▶ _Written exercise_:
Gather all lines with the word "cumulative" in them.

---+---

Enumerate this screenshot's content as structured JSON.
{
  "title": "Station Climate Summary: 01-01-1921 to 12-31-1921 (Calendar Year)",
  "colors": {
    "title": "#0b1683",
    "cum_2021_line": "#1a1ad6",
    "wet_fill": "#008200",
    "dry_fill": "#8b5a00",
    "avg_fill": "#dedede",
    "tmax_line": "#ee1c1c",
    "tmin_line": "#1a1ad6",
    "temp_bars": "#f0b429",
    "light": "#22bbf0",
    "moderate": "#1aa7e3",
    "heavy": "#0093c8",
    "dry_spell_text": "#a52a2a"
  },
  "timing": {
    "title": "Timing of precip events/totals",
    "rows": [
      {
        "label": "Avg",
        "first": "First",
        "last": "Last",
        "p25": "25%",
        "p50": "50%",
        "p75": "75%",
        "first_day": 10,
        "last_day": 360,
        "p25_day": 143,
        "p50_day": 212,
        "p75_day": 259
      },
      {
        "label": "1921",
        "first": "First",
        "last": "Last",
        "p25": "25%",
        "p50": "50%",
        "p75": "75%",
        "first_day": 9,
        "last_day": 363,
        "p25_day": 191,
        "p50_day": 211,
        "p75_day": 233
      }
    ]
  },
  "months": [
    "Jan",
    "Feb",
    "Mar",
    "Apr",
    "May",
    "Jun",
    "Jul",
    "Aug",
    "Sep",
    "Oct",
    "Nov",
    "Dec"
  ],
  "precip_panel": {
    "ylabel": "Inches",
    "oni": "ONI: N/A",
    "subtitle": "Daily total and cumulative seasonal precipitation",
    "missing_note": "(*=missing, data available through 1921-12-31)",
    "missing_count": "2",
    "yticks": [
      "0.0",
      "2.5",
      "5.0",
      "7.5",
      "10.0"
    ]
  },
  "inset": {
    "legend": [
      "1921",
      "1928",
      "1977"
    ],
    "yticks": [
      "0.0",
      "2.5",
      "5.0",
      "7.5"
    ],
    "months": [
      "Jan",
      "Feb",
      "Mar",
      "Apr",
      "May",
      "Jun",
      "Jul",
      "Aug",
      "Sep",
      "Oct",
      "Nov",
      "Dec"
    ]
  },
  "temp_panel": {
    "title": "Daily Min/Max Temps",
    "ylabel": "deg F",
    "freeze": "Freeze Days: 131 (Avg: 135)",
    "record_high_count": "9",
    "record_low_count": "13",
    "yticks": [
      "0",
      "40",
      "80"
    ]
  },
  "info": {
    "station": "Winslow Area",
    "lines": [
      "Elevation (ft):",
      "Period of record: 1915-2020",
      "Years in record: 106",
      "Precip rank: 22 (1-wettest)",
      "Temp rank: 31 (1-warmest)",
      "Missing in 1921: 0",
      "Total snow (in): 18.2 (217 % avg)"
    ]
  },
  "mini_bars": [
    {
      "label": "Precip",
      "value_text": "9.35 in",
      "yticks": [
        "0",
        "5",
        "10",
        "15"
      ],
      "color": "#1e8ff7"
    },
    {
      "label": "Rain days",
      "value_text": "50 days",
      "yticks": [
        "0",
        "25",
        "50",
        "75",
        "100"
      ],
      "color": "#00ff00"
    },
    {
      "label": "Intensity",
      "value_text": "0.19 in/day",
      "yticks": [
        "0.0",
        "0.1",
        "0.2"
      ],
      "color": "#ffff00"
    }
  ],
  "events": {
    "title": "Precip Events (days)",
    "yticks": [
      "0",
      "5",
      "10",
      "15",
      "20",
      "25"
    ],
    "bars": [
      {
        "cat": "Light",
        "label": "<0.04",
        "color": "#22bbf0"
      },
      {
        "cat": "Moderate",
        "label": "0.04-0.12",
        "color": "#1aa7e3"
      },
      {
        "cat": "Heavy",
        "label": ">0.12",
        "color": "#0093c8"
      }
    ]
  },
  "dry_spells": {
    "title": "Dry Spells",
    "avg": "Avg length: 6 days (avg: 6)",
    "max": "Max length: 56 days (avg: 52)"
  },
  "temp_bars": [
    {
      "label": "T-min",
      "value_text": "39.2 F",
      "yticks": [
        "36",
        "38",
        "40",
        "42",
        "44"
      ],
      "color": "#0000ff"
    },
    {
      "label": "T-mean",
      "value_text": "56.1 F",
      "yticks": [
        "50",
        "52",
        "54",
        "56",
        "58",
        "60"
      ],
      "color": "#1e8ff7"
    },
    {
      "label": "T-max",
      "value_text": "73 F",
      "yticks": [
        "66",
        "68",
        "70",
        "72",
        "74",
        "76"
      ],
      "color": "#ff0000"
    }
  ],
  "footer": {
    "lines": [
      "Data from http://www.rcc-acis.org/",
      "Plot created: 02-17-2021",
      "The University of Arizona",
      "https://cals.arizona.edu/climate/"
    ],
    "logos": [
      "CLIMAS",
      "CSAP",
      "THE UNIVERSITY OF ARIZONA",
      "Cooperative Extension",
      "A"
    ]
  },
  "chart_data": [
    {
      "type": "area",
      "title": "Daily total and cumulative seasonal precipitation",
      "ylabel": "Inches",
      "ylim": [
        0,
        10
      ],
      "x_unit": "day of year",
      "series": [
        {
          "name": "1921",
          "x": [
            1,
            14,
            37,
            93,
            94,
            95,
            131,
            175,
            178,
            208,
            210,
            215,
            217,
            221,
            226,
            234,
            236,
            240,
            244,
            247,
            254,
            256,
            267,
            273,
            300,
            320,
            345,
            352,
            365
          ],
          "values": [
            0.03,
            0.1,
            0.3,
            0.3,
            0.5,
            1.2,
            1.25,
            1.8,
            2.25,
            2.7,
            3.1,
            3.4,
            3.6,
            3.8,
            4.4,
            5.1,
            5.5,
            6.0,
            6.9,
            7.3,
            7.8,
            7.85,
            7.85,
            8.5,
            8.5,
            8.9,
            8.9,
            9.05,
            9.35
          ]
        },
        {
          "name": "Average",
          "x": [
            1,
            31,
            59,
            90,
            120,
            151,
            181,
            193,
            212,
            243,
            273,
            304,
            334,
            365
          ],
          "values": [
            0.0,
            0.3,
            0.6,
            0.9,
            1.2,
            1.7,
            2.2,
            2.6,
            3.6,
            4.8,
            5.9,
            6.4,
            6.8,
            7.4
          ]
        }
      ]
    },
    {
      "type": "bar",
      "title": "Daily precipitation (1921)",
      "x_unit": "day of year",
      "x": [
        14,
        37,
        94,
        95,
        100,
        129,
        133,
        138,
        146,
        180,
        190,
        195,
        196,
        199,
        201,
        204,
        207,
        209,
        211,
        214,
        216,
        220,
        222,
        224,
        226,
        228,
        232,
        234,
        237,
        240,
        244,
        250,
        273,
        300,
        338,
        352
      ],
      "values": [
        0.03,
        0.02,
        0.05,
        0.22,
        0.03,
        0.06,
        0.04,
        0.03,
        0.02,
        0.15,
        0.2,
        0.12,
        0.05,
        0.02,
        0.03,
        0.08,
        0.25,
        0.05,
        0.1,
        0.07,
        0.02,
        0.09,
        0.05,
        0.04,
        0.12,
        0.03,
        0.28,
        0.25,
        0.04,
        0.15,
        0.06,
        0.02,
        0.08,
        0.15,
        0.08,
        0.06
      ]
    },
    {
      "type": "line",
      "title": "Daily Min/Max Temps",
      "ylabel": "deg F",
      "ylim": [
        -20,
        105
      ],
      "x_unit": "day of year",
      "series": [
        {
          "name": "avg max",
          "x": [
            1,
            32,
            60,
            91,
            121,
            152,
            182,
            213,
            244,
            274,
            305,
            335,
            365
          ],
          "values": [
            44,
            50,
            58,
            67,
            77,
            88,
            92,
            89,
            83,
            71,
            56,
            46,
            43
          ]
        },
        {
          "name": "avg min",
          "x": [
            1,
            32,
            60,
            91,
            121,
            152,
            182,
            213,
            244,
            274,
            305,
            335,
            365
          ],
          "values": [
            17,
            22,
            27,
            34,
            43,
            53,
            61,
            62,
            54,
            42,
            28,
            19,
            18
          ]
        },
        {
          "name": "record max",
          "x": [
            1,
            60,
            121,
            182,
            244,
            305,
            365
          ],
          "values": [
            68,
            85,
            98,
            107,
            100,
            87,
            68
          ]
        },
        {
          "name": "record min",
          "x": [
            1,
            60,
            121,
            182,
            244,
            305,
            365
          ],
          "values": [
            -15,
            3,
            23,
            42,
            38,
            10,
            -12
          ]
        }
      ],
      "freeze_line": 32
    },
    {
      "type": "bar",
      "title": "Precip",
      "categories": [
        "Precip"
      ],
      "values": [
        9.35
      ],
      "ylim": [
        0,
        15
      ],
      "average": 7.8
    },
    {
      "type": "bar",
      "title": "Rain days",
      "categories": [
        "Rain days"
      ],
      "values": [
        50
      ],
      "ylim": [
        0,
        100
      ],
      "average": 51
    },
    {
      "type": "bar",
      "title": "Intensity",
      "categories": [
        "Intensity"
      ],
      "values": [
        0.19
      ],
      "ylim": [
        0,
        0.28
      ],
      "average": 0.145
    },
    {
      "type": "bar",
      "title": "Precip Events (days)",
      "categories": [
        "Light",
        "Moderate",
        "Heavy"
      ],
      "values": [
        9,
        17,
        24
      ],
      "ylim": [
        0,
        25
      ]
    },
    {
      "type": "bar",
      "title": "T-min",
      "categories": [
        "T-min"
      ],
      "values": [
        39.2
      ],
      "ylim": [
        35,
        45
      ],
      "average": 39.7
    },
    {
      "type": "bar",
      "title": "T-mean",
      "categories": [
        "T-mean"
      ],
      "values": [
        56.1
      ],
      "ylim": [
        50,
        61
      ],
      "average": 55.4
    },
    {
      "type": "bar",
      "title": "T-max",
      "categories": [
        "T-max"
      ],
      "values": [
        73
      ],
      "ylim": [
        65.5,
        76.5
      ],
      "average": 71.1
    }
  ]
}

---+---

▶ _Exercise output_:
    "subtitle": "Daily total and cumulative seasonal precipitation",
      "title": "Daily total and cumulative seasonal precipitation",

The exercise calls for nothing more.